▸ **The task**
All the data below goes into the copy word for word, but the pictures don't.

* BEGIN Extracted data *

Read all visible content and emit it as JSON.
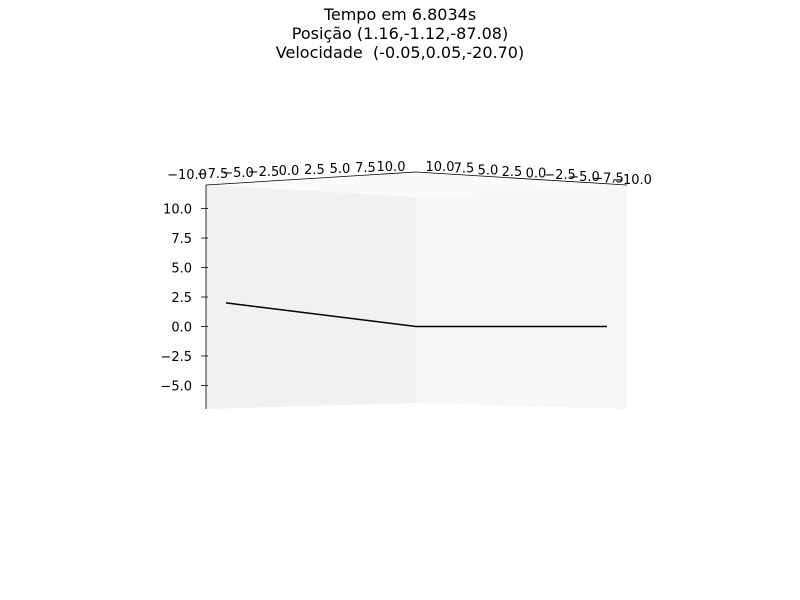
{
  "header": {
    "line1": "Tempo em 6.8034s",
    "line2": "Posição (1.16,-1.12,-87.08)",
    "line3": "Velocidade  (-0.05,0.05,-20.70)"
  },
  "chart_data": {
    "type": "line",
    "projection": "3d",
    "title": "Tempo em 6.8034s\nPosição (1.16,-1.12,-87.08)\nVelocidade  (-0.05,0.05,-20.70)",
    "x_ticks": [
      "−10.0",
      "−7.5",
      "−5.0",
      "−2.5",
      "0.0",
      "2.5",
      "5.0",
      "7.5",
      "10.0"
    ],
    "y_ticks": [
      "10.0",
      "7.5",
      "5.0",
      "2.5",
      "0.0",
      "−2.5",
      "−5.0",
      "−7.5",
      "−10.0"
    ],
    "z_ticks": [
      "10.0",
      "7.5",
      "5.0",
      "2.5",
      "0.0",
      "−2.5",
      "−5.0"
    ],
    "z_tick_values": [
      10,
      7.5,
      5,
      2.5,
      0,
      -2.5,
      -5
    ],
    "zlim": [
      -7,
      12
    ],
    "grid": false,
    "series": [
      {
        "color": "#000000",
        "points": [
          {
            "x": -10,
            "y": 10,
            "z": 2
          },
          {
            "x": 10,
            "y": 10,
            "z": 0
          },
          {
            "x": 10,
            "y": -10,
            "z": 0
          }
        ]
      }
    ]
  }
}
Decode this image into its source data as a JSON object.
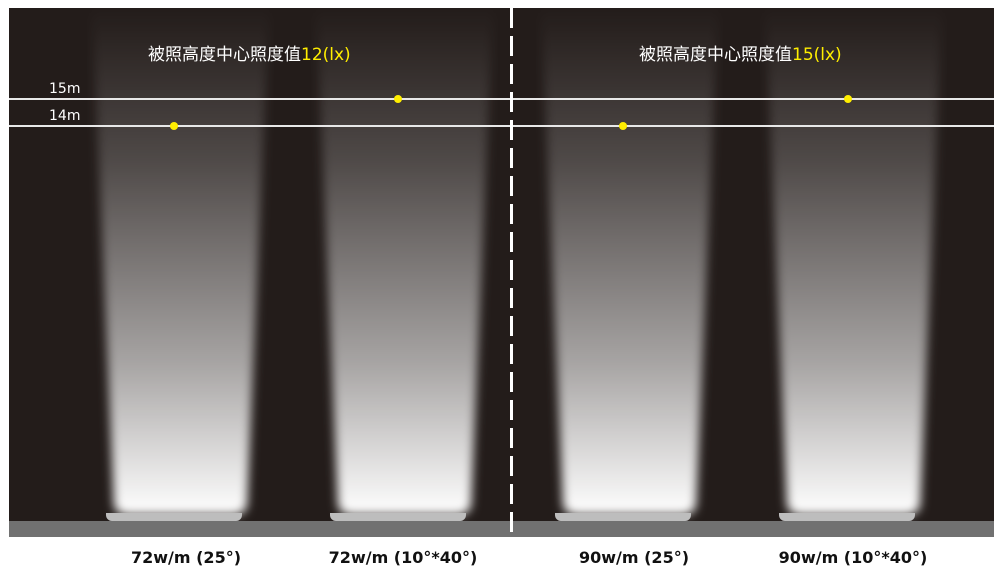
{
  "panels": [
    {
      "title_text": "被照高度中心照度值",
      "title_value": "12(lx)"
    },
    {
      "title_text": "被照高度中心照度值",
      "title_value": "15(lx)"
    }
  ],
  "height_lines": [
    {
      "label": "15m"
    },
    {
      "label": "14m"
    }
  ],
  "fixtures": [
    {
      "caption": "72w/m (25°)",
      "beam_angle": "25°"
    },
    {
      "caption": "72w/m (10°*40°)",
      "beam_angle": "10°*40°"
    },
    {
      "caption": "90w/m (25°)",
      "beam_angle": "25°"
    },
    {
      "caption": "90w/m (10°*40°)",
      "beam_angle": "10°*40°"
    }
  ],
  "colors": {
    "background": "#231c1a",
    "highlight": "#ffee00",
    "floor": "#717171",
    "line": "#e8e8e8"
  }
}
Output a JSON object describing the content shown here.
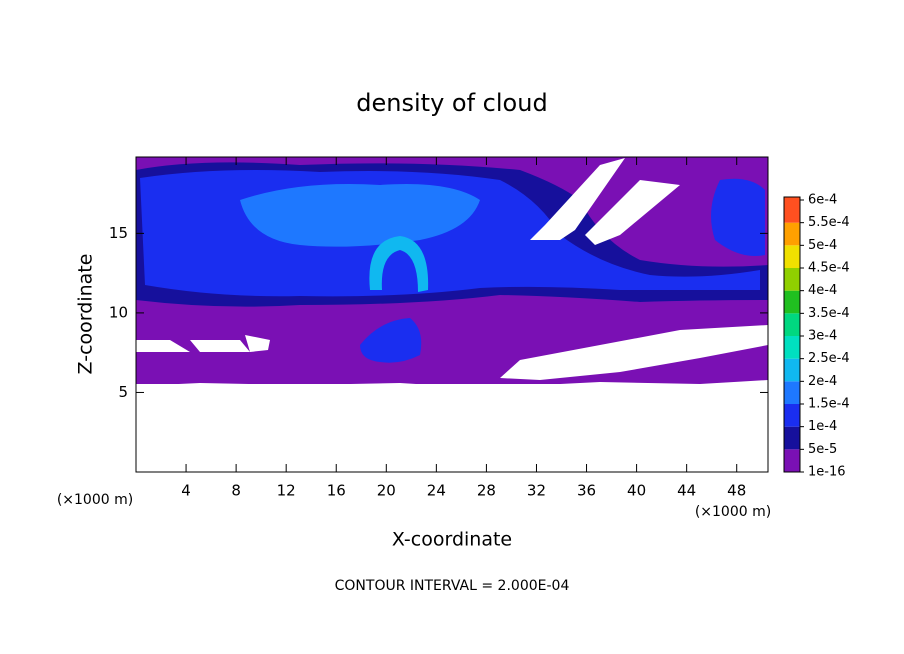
{
  "chart_data": {
    "type": "contour",
    "title": "density of cloud",
    "xlabel": "X-coordinate",
    "ylabel": "Z-coordinate",
    "unit_label": "(×1000 m)",
    "footer": "CONTOUR INTERVAL = 2.000E-04",
    "xlim": [
      0,
      50.5
    ],
    "ylim": [
      0,
      19.8
    ],
    "xticks": [
      4,
      8,
      12,
      16,
      20,
      24,
      28,
      32,
      36,
      40,
      44,
      48
    ],
    "yticks": [
      5,
      10,
      15
    ],
    "colorbar": {
      "levels": [
        {
          "value": 1e-16,
          "label": "1e-16"
        },
        {
          "value": 5e-05,
          "label": "5e-5"
        },
        {
          "value": 0.0001,
          "label": "1e-4"
        },
        {
          "value": 0.00015,
          "label": "1.5e-4"
        },
        {
          "value": 0.0002,
          "label": "2e-4"
        },
        {
          "value": 0.00025,
          "label": "2.5e-4"
        },
        {
          "value": 0.0003,
          "label": "3e-4"
        },
        {
          "value": 0.00035,
          "label": "3.5e-4"
        },
        {
          "value": 0.0004,
          "label": "4e-4"
        },
        {
          "value": 0.00045,
          "label": "4.5e-4"
        },
        {
          "value": 0.0005,
          "label": "5e-4"
        },
        {
          "value": 0.00055,
          "label": "5.5e-4"
        },
        {
          "value": 0.0006,
          "label": "6e-4"
        }
      ],
      "colors": [
        "#7a10b4",
        "#16109c",
        "#1a2ef0",
        "#1e78ff",
        "#10b8f0",
        "#00e0c0",
        "#00d880",
        "#20c020",
        "#90d000",
        "#f0e000",
        "#ffa000",
        "#ff5020",
        "#f08080"
      ]
    }
  }
}
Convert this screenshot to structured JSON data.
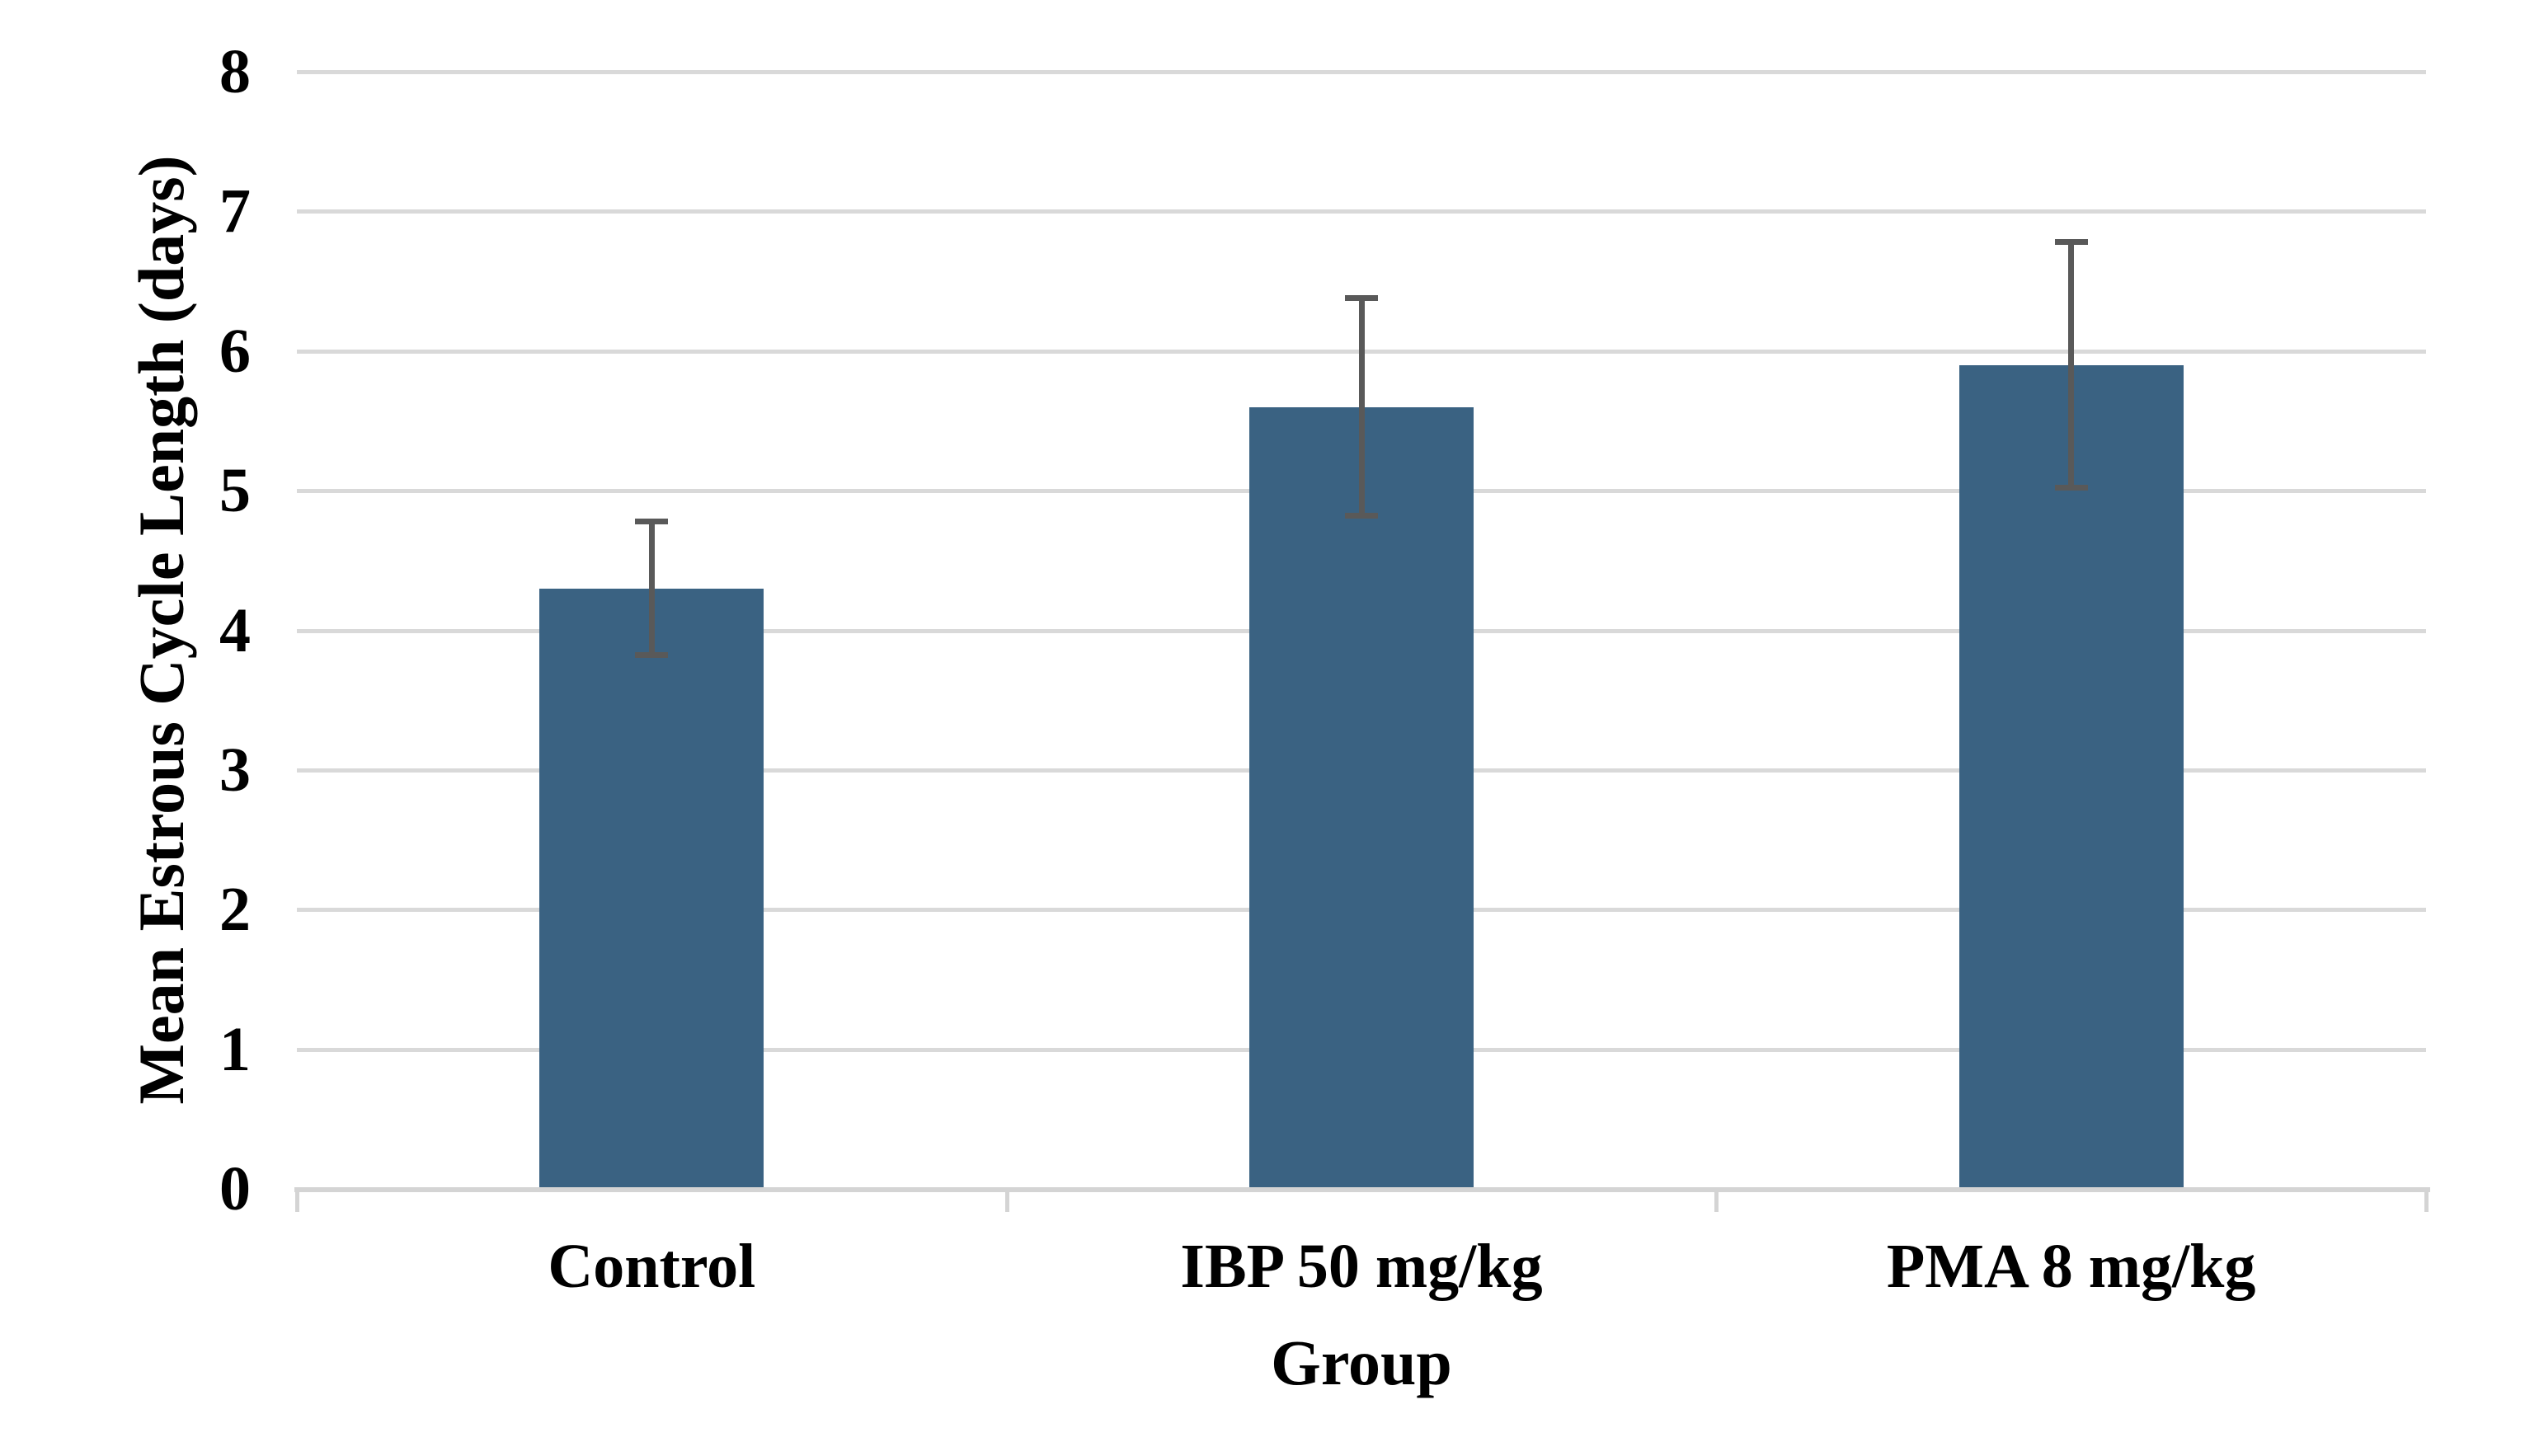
{
  "chart_data": {
    "type": "bar",
    "title": "",
    "categories": [
      "Control",
      "IBP 50 mg/kg",
      "PMA 8 mg/kg"
    ],
    "values": [
      4.3,
      5.6,
      5.9
    ],
    "error_low": [
      3.8,
      4.8,
      5.0
    ],
    "error_high": [
      4.8,
      6.4,
      6.8
    ],
    "xlabel": "Group",
    "ylabel": "Mean Estrous Cycle Length (days)",
    "ylim": [
      0,
      8
    ],
    "yticks": [
      0,
      1,
      2,
      3,
      4,
      5,
      6,
      7,
      8
    ],
    "grid": "horizontal",
    "legend": "none",
    "colors": {
      "bar": "#3A6282",
      "gridline": "#D9D9D9",
      "axis_line": "#D4D4D4",
      "error_bar": "#595959",
      "text": "#000000",
      "background": "#FFFFFF"
    }
  }
}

* END Extracted data *

▸ **Task answer**
Read all visible content and emit it as JSON.
{
  "header": {
    "line1": "Tempo em 6.8034s",
    "line2": "Posição (1.16,-1.12,-87.08)",
    "line3": "Velocidade  (-0.05,0.05,-20.70)"
  },
  "chart_data": {
    "type": "line",
    "projection": "3d",
    "title": "Tempo em 6.8034s\nPosição (1.16,-1.12,-87.08)\nVelocidade  (-0.05,0.05,-20.70)",
    "x_ticks": [
      "−10.0",
      "−7.5",
      "−5.0",
      "−2.5",
      "0.0",
      "2.5",
      "5.0",
      "7.5",
      "10.0"
    ],
    "y_ticks": [
      "10.0",
      "7.5",
      "5.0",
      "2.5",
      "0.0",
      "−2.5",
      "−5.0",
      "−7.5",
      "−10.0"
    ],
    "z_ticks": [
      "10.0",
      "7.5",
      "5.0",
      "2.5",
      "0.0",
      "−2.5",
      "−5.0"
    ],
    "z_tick_values": [
      10,
      7.5,
      5,
      2.5,
      0,
      -2.5,
      -5
    ],
    "zlim": [
      -7,
      12
    ],
    "grid": false,
    "series": [
      {
        "color": "#000000",
        "points": [
          {
            "x": -10,
            "y": 10,
            "z": 2
          },
          {
            "x": 10,
            "y": 10,
            "z": 0
          },
          {
            "x": 10,
            "y": -10,
            "z": 0
          }
        ]
      }
    ]
  }
}
Decode this image into its source data as a JSON object.
{
  "panels": [
    {
      "title_text": "被照高度中心照度值",
      "title_value": "12(lx)"
    },
    {
      "title_text": "被照高度中心照度值",
      "title_value": "15(lx)"
    }
  ],
  "height_lines": [
    {
      "label": "15m"
    },
    {
      "label": "14m"
    }
  ],
  "fixtures": [
    {
      "caption": "72w/m (25°)",
      "beam_angle": "25°"
    },
    {
      "caption": "72w/m (10°*40°)",
      "beam_angle": "10°*40°"
    },
    {
      "caption": "90w/m (25°)",
      "beam_angle": "25°"
    },
    {
      "caption": "90w/m (10°*40°)",
      "beam_angle": "10°*40°"
    }
  ],
  "colors": {
    "background": "#231c1a",
    "highlight": "#ffee00",
    "floor": "#717171",
    "line": "#e8e8e8"
  }
}
Output a JSON object describing the content shown here.
{
  "chart_data": {
    "type": "contour",
    "title": "density of cloud",
    "xlabel": "X-coordinate",
    "ylabel": "Z-coordinate",
    "unit_label": "(×1000 m)",
    "footer": "CONTOUR INTERVAL = 2.000E-04",
    "xlim": [
      0,
      50.5
    ],
    "ylim": [
      0,
      19.8
    ],
    "xticks": [
      4,
      8,
      12,
      16,
      20,
      24,
      28,
      32,
      36,
      40,
      44,
      48
    ],
    "yticks": [
      5,
      10,
      15
    ],
    "colorbar": {
      "levels": [
        {
          "value": 1e-16,
          "label": "1e-16"
        },
        {
          "value": 5e-05,
          "label": "5e-5"
        },
        {
          "value": 0.0001,
          "label": "1e-4"
        },
        {
          "value": 0.00015,
          "label": "1.5e-4"
        },
        {
          "value": 0.0002,
          "label": "2e-4"
        },
        {
          "value": 0.00025,
          "label": "2.5e-4"
        },
        {
          "value": 0.0003,
          "label": "3e-4"
        },
        {
          "value": 0.00035,
          "label": "3.5e-4"
        },
        {
          "value": 0.0004,
          "label": "4e-4"
        },
        {
          "value": 0.00045,
          "label": "4.5e-4"
        },
        {
          "value": 0.0005,
          "label": "5e-4"
        },
        {
          "value": 0.00055,
          "label": "5.5e-4"
        },
        {
          "value": 0.0006,
          "label": "6e-4"
        }
      ],
      "colors": [
        "#7a10b4",
        "#16109c",
        "#1a2ef0",
        "#1e78ff",
        "#10b8f0",
        "#00e0c0",
        "#00d880",
        "#20c020",
        "#90d000",
        "#f0e000",
        "#ffa000",
        "#ff5020",
        "#f08080"
      ]
    }
  }
}
Convert this screenshot to structured JSON data.
{
  "chart_data": {
    "type": "bar",
    "title": "",
    "categories": [
      "Control",
      "IBP 50 mg/kg",
      "PMA 8 mg/kg"
    ],
    "values": [
      4.3,
      5.6,
      5.9
    ],
    "error_low": [
      3.8,
      4.8,
      5.0
    ],
    "error_high": [
      4.8,
      6.4,
      6.8
    ],
    "xlabel": "Group",
    "ylabel": "Mean Estrous Cycle Length (days)",
    "ylim": [
      0,
      8
    ],
    "yticks": [
      0,
      1,
      2,
      3,
      4,
      5,
      6,
      7,
      8
    ],
    "grid": "horizontal",
    "legend": "none",
    "colors": {
      "bar": "#3A6282",
      "gridline": "#D9D9D9",
      "axis_line": "#D4D4D4",
      "error_bar": "#595959",
      "text": "#000000",
      "background": "#FFFFFF"
    }
  }
}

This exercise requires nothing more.